[WRITTEN TASK] In the listing below, find every line containing "could" and copy it out.

(Rows from a dataset)
· · · ·

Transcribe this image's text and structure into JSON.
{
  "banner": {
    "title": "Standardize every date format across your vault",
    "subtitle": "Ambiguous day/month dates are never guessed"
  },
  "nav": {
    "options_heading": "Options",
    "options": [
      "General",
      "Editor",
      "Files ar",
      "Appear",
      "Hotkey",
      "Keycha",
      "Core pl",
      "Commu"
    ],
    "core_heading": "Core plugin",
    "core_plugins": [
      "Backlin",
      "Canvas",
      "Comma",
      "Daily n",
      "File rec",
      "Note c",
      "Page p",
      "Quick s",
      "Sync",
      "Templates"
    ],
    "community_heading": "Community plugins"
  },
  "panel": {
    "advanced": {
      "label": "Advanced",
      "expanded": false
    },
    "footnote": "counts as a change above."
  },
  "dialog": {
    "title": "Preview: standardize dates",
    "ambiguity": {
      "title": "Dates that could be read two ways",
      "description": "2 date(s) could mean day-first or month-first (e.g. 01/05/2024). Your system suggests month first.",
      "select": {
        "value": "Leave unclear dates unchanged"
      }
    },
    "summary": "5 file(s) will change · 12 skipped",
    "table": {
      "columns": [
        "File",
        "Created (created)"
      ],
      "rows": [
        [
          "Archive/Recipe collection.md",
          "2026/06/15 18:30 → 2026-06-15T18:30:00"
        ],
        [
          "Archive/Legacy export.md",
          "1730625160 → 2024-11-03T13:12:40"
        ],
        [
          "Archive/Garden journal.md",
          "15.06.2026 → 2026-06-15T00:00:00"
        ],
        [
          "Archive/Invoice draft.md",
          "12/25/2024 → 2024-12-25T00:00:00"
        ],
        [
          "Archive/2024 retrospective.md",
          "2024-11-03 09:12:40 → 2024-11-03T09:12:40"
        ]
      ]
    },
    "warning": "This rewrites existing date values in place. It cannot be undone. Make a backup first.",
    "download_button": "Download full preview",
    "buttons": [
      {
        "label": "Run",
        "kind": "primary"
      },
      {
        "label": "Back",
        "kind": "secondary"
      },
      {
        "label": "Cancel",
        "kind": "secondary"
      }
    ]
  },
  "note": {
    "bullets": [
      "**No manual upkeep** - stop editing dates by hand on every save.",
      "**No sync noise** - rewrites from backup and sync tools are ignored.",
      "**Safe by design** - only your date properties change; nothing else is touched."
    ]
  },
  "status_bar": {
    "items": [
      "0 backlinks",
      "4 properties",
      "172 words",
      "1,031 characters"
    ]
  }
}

· · · ·

[TASK SOLUTION]
      "title": "Dates that could be read two ways",
      "description": "2 date(s) could mean day-first or month-first (e.g. 01/05/2024). Your system suggests month first.",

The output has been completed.